• **The exercise**:
Search the material below for the word "bookmarks" and copy every line in which it occurs.
═══ Material supplied
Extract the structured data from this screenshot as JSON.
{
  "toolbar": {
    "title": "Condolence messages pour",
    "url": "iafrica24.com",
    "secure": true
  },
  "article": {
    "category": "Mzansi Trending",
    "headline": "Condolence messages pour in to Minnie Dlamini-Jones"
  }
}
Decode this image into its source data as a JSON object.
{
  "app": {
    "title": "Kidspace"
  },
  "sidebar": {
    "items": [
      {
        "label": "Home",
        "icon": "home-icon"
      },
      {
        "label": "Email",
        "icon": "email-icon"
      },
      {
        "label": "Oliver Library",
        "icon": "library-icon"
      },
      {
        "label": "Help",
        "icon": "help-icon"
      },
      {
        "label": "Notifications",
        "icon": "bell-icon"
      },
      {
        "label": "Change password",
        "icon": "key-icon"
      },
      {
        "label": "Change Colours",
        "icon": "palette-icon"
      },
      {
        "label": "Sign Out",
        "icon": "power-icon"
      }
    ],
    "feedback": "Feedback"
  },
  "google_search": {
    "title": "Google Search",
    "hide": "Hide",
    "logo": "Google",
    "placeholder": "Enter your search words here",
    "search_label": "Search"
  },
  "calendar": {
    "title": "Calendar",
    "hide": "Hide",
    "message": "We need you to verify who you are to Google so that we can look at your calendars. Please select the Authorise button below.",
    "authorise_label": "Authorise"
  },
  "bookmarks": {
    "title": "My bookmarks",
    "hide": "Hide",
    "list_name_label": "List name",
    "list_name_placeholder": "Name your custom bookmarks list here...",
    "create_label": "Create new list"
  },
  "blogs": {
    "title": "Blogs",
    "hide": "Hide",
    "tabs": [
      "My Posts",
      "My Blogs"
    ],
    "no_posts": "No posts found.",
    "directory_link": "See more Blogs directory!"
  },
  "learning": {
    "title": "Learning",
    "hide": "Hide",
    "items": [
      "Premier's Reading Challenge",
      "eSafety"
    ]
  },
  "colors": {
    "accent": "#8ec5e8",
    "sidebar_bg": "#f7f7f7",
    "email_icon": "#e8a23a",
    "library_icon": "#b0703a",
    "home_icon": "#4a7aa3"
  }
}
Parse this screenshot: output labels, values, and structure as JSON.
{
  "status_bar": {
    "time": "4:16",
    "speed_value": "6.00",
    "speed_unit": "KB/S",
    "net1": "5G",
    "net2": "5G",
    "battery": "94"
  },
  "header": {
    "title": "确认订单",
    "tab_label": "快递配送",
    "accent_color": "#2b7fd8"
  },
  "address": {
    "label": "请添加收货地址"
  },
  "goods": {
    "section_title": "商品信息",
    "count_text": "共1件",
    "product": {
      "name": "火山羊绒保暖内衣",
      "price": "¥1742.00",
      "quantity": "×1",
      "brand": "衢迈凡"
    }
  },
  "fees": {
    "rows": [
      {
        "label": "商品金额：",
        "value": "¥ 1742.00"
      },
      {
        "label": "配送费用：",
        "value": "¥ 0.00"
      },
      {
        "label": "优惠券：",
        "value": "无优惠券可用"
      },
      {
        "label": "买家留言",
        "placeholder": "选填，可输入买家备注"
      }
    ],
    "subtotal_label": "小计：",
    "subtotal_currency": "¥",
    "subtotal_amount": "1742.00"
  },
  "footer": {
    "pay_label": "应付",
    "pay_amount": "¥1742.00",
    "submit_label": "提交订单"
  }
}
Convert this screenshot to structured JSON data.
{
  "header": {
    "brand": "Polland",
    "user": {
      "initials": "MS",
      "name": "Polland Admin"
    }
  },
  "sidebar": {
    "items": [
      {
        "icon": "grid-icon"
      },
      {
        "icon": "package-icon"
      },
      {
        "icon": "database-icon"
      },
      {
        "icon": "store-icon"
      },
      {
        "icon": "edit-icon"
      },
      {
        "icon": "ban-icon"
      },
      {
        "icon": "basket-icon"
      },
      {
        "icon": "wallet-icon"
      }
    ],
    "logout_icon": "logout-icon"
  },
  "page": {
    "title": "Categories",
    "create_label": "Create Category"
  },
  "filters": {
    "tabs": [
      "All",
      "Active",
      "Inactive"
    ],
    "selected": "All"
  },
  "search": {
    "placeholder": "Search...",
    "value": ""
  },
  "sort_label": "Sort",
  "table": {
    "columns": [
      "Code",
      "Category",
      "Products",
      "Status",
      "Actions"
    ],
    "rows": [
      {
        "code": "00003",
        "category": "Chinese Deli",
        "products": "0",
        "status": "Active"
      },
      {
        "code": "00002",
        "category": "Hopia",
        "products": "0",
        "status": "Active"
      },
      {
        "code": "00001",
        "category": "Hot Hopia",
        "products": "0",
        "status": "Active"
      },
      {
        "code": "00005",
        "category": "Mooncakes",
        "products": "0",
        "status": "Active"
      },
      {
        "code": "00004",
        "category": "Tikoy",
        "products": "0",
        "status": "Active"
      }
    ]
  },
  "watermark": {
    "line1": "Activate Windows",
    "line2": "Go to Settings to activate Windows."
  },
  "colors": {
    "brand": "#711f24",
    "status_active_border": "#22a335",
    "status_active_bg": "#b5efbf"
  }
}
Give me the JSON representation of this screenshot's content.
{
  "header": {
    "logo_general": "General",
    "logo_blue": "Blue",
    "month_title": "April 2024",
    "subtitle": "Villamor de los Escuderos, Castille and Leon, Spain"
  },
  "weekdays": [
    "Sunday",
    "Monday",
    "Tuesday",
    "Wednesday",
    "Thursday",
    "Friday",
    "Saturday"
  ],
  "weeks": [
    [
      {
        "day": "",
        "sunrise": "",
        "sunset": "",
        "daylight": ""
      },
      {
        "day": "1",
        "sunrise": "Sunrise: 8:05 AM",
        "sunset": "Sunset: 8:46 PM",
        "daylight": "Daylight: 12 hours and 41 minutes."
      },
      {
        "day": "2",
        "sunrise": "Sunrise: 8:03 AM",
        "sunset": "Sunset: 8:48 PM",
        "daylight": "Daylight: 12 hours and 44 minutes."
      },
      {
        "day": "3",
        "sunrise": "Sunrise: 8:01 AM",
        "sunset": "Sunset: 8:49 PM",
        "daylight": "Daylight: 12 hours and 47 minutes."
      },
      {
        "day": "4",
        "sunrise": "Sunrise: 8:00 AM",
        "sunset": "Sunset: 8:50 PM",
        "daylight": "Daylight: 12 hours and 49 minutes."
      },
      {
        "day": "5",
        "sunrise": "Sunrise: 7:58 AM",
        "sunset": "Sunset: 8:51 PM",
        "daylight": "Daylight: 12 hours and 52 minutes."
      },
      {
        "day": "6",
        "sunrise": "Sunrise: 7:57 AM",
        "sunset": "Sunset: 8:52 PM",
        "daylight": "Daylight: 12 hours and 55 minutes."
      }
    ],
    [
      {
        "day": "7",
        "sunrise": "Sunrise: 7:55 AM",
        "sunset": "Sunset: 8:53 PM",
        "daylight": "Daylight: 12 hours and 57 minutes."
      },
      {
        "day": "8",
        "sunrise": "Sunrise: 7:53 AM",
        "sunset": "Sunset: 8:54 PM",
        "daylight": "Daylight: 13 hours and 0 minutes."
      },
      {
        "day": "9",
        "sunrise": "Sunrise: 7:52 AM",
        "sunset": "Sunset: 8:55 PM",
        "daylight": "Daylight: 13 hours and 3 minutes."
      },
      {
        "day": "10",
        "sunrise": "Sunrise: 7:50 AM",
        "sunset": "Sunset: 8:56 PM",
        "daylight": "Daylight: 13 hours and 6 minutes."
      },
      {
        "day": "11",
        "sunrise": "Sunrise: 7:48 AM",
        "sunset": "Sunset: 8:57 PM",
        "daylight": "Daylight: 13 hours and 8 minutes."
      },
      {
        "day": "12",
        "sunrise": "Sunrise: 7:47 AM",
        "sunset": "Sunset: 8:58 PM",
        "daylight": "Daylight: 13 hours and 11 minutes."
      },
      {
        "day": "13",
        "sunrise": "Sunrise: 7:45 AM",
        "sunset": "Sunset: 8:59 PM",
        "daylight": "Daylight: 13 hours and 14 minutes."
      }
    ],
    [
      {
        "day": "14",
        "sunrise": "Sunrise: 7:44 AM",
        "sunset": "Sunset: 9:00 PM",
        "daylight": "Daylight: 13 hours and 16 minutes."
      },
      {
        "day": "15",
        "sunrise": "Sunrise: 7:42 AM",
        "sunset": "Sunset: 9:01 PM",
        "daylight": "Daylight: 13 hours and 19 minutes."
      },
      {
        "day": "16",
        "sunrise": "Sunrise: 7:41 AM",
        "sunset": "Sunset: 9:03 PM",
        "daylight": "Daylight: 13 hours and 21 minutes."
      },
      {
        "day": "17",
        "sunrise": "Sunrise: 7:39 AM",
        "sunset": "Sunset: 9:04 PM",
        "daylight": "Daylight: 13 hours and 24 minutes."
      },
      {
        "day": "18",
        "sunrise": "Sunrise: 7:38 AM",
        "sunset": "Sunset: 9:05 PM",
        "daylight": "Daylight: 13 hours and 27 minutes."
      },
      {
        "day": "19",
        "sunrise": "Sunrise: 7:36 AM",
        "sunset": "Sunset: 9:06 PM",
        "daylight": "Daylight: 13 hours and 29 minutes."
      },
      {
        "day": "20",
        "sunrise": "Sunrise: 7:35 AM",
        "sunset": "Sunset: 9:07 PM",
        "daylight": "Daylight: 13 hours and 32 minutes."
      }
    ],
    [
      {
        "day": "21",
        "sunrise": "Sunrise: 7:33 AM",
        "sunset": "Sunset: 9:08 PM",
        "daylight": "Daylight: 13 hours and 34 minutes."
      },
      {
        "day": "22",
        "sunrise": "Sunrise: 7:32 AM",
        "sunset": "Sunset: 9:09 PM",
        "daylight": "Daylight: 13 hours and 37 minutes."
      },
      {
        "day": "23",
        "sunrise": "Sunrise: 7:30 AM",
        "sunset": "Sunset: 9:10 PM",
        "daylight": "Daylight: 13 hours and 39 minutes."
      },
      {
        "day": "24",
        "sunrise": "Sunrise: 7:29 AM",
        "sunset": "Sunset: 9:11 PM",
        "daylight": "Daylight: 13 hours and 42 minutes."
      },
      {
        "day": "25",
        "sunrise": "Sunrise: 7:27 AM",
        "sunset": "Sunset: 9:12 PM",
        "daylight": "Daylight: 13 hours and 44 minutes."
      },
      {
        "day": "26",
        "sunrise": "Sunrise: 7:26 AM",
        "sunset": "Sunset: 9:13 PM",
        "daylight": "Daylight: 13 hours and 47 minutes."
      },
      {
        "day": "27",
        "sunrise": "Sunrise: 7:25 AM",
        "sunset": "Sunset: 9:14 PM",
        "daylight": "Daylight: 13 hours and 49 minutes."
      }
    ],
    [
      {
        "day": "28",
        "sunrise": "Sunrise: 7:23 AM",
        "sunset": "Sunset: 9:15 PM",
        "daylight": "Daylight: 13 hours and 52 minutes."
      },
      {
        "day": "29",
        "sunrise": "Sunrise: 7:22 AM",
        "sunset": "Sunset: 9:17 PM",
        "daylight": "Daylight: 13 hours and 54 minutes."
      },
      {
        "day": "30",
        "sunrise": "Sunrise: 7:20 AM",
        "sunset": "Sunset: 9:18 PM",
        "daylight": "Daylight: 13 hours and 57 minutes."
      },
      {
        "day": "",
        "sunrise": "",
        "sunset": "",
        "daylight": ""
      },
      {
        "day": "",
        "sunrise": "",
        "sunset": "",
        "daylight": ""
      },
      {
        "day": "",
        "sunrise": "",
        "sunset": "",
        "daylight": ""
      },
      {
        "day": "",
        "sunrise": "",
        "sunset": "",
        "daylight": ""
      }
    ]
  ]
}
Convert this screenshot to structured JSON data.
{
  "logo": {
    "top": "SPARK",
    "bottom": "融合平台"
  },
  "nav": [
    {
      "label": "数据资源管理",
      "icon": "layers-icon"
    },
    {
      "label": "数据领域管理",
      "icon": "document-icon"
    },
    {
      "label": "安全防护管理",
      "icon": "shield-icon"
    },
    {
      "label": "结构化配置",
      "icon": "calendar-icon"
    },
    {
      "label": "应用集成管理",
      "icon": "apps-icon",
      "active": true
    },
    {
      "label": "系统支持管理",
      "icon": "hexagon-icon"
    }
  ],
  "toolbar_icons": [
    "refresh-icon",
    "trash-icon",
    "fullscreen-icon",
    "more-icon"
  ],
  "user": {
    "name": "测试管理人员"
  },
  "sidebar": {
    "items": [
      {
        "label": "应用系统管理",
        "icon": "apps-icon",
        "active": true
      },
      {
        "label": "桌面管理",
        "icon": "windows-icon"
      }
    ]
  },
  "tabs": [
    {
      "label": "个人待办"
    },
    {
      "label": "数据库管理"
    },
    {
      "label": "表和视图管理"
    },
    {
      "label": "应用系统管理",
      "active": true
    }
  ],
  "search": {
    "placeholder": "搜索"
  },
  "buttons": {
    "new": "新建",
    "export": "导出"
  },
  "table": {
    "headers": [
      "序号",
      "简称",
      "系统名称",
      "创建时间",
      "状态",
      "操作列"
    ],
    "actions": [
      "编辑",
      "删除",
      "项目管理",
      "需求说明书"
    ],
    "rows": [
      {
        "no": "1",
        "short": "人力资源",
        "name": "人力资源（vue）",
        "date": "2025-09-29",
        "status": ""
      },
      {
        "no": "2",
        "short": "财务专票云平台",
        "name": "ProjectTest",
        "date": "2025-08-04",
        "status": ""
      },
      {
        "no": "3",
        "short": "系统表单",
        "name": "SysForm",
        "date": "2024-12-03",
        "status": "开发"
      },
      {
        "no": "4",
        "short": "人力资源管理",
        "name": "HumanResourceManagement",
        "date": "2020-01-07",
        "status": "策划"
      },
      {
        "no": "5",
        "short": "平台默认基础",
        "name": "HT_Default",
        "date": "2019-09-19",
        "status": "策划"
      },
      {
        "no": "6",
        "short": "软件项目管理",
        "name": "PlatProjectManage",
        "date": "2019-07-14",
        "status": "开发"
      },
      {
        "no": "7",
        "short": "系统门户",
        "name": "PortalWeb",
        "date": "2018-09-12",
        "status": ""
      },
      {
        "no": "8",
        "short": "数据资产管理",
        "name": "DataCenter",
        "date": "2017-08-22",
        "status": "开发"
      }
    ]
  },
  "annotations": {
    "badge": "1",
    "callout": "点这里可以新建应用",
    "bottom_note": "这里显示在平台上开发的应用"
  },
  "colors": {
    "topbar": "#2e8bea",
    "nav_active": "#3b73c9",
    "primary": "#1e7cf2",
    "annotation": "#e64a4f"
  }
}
══════
• **Solution below**:
  "bookmarks": {
    "title": "My bookmarks",
    "list_name_placeholder": "Name your custom bookmarks list here...",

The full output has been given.